General characteristics
- Class & type: Edsall-class destroyer escort
- Displacement: 1,253 tons standard; 1,590 tons full load;
- Length: 306 feet (93.27 m)
- Beam: 36.58 feet (11.15 m)
- Draft: 10.42 full load feet (3.18 m)
- Propulsion: 4 FM diesel engines,; 4 diesel-generators,; 6,000 shp (4.5 MW),; 2 screws;
- Speed: 21 knots (39 km/h)
- Range: 9,100 nmi. at 12 knots; (17,000 km at 22 km/h);
- Complement: 8 officers, 201 enlisted
- Armament: 3 × single 3 in (76 mm)/50 guns; 1 × twin 40 mm AA guns; 8 × single 20 mm AA guns; 1 × triple 21 in (533 mm) torpedo tubes; 8 × depth charge projectors; 1 × depth charge projector (hedgehog); 2 × depth charge tracks;

= USS Mills =

1943 Edsall-class destroyer escort

USS Mills (DE-383) was an Edsall-class destroyer escort built for the U.S. Navy during World War II. She served in the Atlantic Ocean and the Pacific Ocean and provided destroyer escort protection against submarine and air attack for Navy vessels and convoys. Post-war, she performed additional duties for the Navy, including those of a radar picket ship and a safety and support ship for Operation Deep Freeze.

==Namesake==
Lloyd Jones Mills was born on 3 July 1917, in Rock Springs, Wyoming. He enlisted in the U.S. Naval Reserve as seaman second class on 4 December 1940. He was appointed aviation cadet on 6 March 1941, naval aviator on 22 August 1941 and commissioned Ensign on 19 September 1941. He was killed on 30 July 1942, in an airplane crash during the Aleutian Islands campaign and was posthumously awarded the Distinguished Flying Cross for heroism and extraordinary achievement in action 1–15 June 1942.

==Construction and commissioning==
She was laid down 26 March 1943 by Brown Shipbuilding Co., Houston, Texas; launched 26 May 1943; sponsored by Mrs. James E. Mills; and commissioned 12 October 1943.

== World War II North Atlantic operations==

After shakedown out of Bermuda, Mills trained nucleus crews for frigates and destroyer escorts off Norfolk, Virginia, until 10 January 1944 when she began transatlantic convoy escort duty. On her second voyage into the Mediterranean, Mills' convoy was attacked before dawn 1 April 1944, 56 miles west of Algiers by German torpedo bombers. SS Jared Ingersoll, a Liberty ship, was hit and set blazing. Mills picked up survivors who had abandoned ship, and sent a boarding party to extinguish her fires. British tug HMS Mindfull and Mills then towed Jared Ingersoll to Algiers.

> [STATED TASK 1] List each type of weapon named in the Armament entry of the USS Mills text.
The records that follow are unrelated to the USS Mills text.

> [DATA TO USE]
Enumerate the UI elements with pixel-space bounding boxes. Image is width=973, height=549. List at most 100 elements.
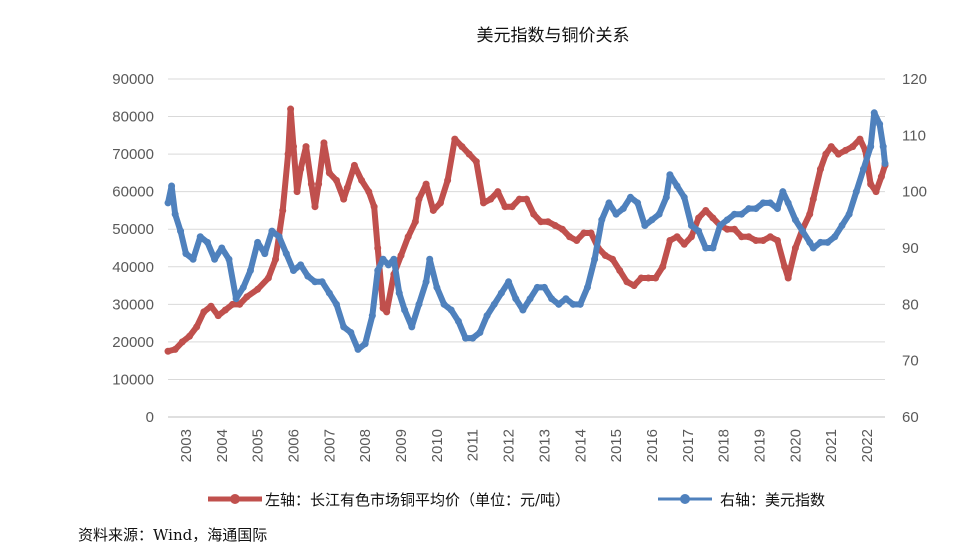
data-point bbox=[168, 182, 176, 190]
data-point bbox=[551, 221, 559, 229]
data-point bbox=[444, 176, 452, 184]
left-tick-label: 90000 bbox=[112, 71, 154, 88]
data-point bbox=[325, 169, 333, 177]
data-point bbox=[505, 278, 513, 286]
data-point bbox=[343, 184, 351, 192]
x-tick-label: 2018 bbox=[716, 429, 733, 462]
data-point bbox=[289, 267, 297, 275]
data-point bbox=[816, 238, 824, 246]
data-point bbox=[182, 250, 190, 258]
x-tick-label: 2005 bbox=[250, 429, 267, 462]
data-point bbox=[598, 216, 606, 224]
right-tick-label: 100 bbox=[902, 184, 927, 201]
grid-lines bbox=[168, 78, 885, 380]
data-point bbox=[791, 244, 799, 252]
data-point bbox=[311, 278, 319, 286]
series-line bbox=[165, 109, 888, 353]
x-tick-label: 2003 bbox=[178, 429, 195, 462]
data-point bbox=[856, 135, 864, 143]
data-point bbox=[673, 233, 681, 241]
data-point bbox=[374, 267, 382, 275]
data-point bbox=[576, 300, 584, 308]
x-tick-label: 2022 bbox=[859, 429, 876, 462]
data-point bbox=[229, 300, 237, 308]
data-point bbox=[379, 255, 387, 263]
right-axis-ticks: 60 70 80 90 100 110 120 bbox=[902, 71, 927, 426]
data-point bbox=[555, 300, 563, 308]
data-point bbox=[566, 233, 574, 241]
data-point bbox=[616, 267, 624, 275]
data-point bbox=[799, 227, 807, 235]
data-point bbox=[730, 225, 738, 233]
data-point bbox=[218, 244, 226, 252]
data-point bbox=[838, 221, 846, 229]
data-point bbox=[232, 295, 240, 303]
data-point bbox=[673, 182, 681, 190]
data-point bbox=[779, 188, 787, 196]
right-tick-label: 120 bbox=[902, 71, 927, 88]
data-point bbox=[548, 295, 556, 303]
data-point bbox=[171, 345, 179, 353]
right-tick-label: 60 bbox=[902, 409, 919, 426]
data-point bbox=[738, 210, 746, 218]
data-point bbox=[462, 334, 470, 342]
left-tick-label: 0 bbox=[146, 409, 154, 426]
data-point bbox=[440, 300, 448, 308]
data-point bbox=[612, 210, 620, 218]
data-point bbox=[164, 347, 172, 355]
data-point bbox=[469, 334, 477, 342]
left-tick-label: 10000 bbox=[112, 371, 154, 388]
data-point bbox=[709, 244, 717, 252]
data-point bbox=[415, 300, 423, 308]
data-point bbox=[558, 225, 566, 233]
data-point bbox=[879, 143, 887, 151]
data-point bbox=[666, 236, 674, 244]
data-point bbox=[476, 329, 484, 336]
data-point bbox=[272, 255, 280, 263]
data-point bbox=[723, 225, 731, 233]
data-point bbox=[512, 295, 520, 303]
data-point bbox=[508, 203, 516, 211]
data-point bbox=[781, 263, 789, 271]
data-point bbox=[859, 165, 867, 173]
data-point bbox=[784, 199, 792, 207]
data-point bbox=[623, 278, 631, 286]
data-point bbox=[411, 218, 419, 226]
data-point bbox=[680, 240, 688, 248]
data-point bbox=[752, 205, 760, 213]
data-point bbox=[816, 165, 824, 173]
right-tick-label: 80 bbox=[902, 296, 919, 313]
data-point bbox=[422, 180, 430, 188]
data-point bbox=[609, 255, 617, 263]
data-point bbox=[695, 227, 703, 235]
data-point bbox=[404, 233, 412, 241]
data-point bbox=[641, 221, 649, 229]
data-point bbox=[784, 274, 792, 282]
data-point bbox=[490, 300, 498, 308]
data-point bbox=[822, 150, 830, 158]
data-point bbox=[680, 193, 688, 201]
data-point bbox=[325, 289, 333, 297]
data-point bbox=[436, 199, 444, 207]
data-point bbox=[384, 261, 392, 269]
left-axis-ticks: 0 10000 20000 30000 40000 50000 60000 70000 8000… bbox=[112, 71, 154, 426]
series-copper-price bbox=[164, 105, 889, 355]
data-point bbox=[254, 238, 262, 246]
data-point bbox=[723, 216, 731, 224]
data-point bbox=[315, 180, 323, 188]
data-point bbox=[164, 199, 172, 207]
data-point bbox=[311, 203, 319, 211]
x-tick-label: 2021 bbox=[823, 429, 840, 462]
data-point bbox=[515, 195, 523, 203]
data-point bbox=[189, 255, 197, 263]
legend-swatch-dollar-marker bbox=[680, 494, 690, 504]
data-point bbox=[773, 205, 781, 213]
data-point bbox=[178, 338, 186, 346]
x-tick-label: 2016 bbox=[644, 429, 661, 462]
data-point bbox=[852, 188, 860, 196]
data-point bbox=[221, 306, 229, 314]
data-point bbox=[687, 233, 695, 241]
data-point bbox=[738, 233, 746, 241]
data-point bbox=[193, 323, 201, 331]
left-tick-label: 70000 bbox=[112, 146, 154, 163]
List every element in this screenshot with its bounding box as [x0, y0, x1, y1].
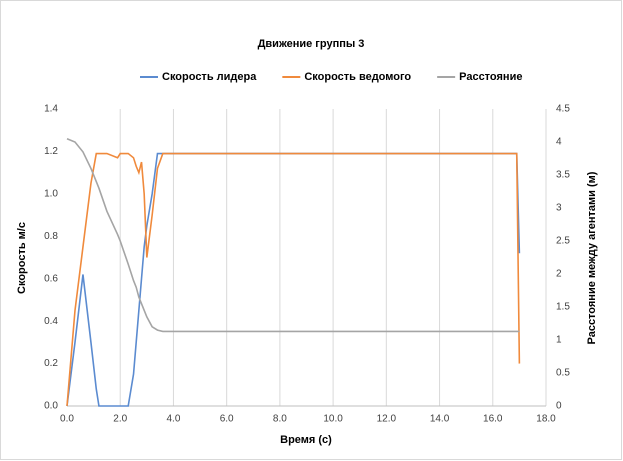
- x-tick-label: 8.0: [273, 414, 287, 425]
- y2-tick-label: 2.5: [556, 236, 570, 247]
- series-line: [66, 137, 520, 333]
- y2-axis-title: Расстояние между агентами (м): [586, 171, 598, 344]
- series-line: [66, 152, 521, 407]
- chart-title: Движение группы 3: [258, 38, 365, 50]
- x-tick-label: 2.0: [113, 414, 127, 425]
- y-tick-label: 1.2: [44, 146, 58, 157]
- x-tick-label: 16.0: [483, 414, 503, 425]
- y-tick-label: 0.2: [44, 358, 58, 369]
- y2-tick-label: 4: [556, 137, 562, 148]
- x-axis-title: Время (с): [280, 434, 332, 446]
- y2-tick-label: 0.5: [556, 368, 570, 379]
- y2-tick-label: 4.5: [556, 104, 570, 115]
- x-tick-label: 6.0: [220, 414, 234, 425]
- x-tick-label: 4.0: [166, 414, 180, 425]
- y2-tick-label: 1.5: [556, 302, 570, 313]
- y2-tick-label: 3.5: [556, 170, 570, 181]
- y2-tick-label: 1: [556, 335, 562, 346]
- y-axis-title: Скорость м/с: [16, 222, 28, 294]
- x-tick-label: 18.0: [536, 414, 556, 425]
- x-tick-label: 0.0: [60, 414, 74, 425]
- legend-label: Скорость лидера: [162, 71, 257, 83]
- x-tick-label: 14.0: [430, 414, 450, 425]
- y2-tick-label: 0: [556, 401, 562, 412]
- y-tick-label: 0.4: [44, 316, 58, 327]
- legend-label: Скорость ведомого: [304, 71, 411, 83]
- y-tick-label: 1.4: [44, 104, 58, 115]
- x-tick-label: 10.0: [323, 414, 343, 425]
- x-tick-label: 12.0: [377, 414, 397, 425]
- y-tick-label: 0.0: [44, 401, 58, 412]
- y2-tick-label: 3: [556, 203, 562, 214]
- y2-tick-label: 2: [556, 269, 562, 280]
- y-tick-label: 0.6: [44, 273, 58, 284]
- y-tick-label: 0.8: [44, 231, 58, 242]
- y-tick-label: 1.0: [44, 188, 58, 199]
- legend-label: Расстояние: [459, 71, 522, 83]
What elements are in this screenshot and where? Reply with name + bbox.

> [STATED TASK 2] Echo the lines of the records, beginning with the line that has "data-point bbox=[168, 182, 176, 190]" and stopping after the line that has "x-tick-label: 2003 bbox=[178, 429, 195, 462]".

> [EXPECTED ANSWER 1]
- 3 in (76 mm)/50 guns
- twin 40 mm AA guns
- 20 mm AA guns
- triple 21 in (533 mm) torpedo tubes
- depth charge projectors
- depth charge projector (hedgehog)
- depth charge tracks

> [EXPECTED ANSWER 2]
data-point bbox=[168, 182, 176, 190]
data-point bbox=[551, 221, 559, 229]
data-point bbox=[444, 176, 452, 184]
left-tick-label: 90000 bbox=[112, 71, 154, 88]
data-point bbox=[325, 169, 333, 177]
data-point bbox=[505, 278, 513, 286]
data-point bbox=[343, 184, 351, 192]
x-tick-label: 2018 bbox=[716, 429, 733, 462]
data-point bbox=[289, 267, 297, 275]
data-point bbox=[816, 238, 824, 246]
data-point bbox=[182, 250, 190, 258]
x-tick-label: 2005 bbox=[250, 429, 267, 462]
data-point bbox=[598, 216, 606, 224]
right-tick-label: 100 bbox=[902, 184, 927, 201]
grid-lines bbox=[168, 78, 885, 380]
data-point bbox=[791, 244, 799, 252]
data-point bbox=[311, 278, 319, 286]
series-line bbox=[165, 109, 888, 353]
x-tick-label: 2003 bbox=[178, 429, 195, 462]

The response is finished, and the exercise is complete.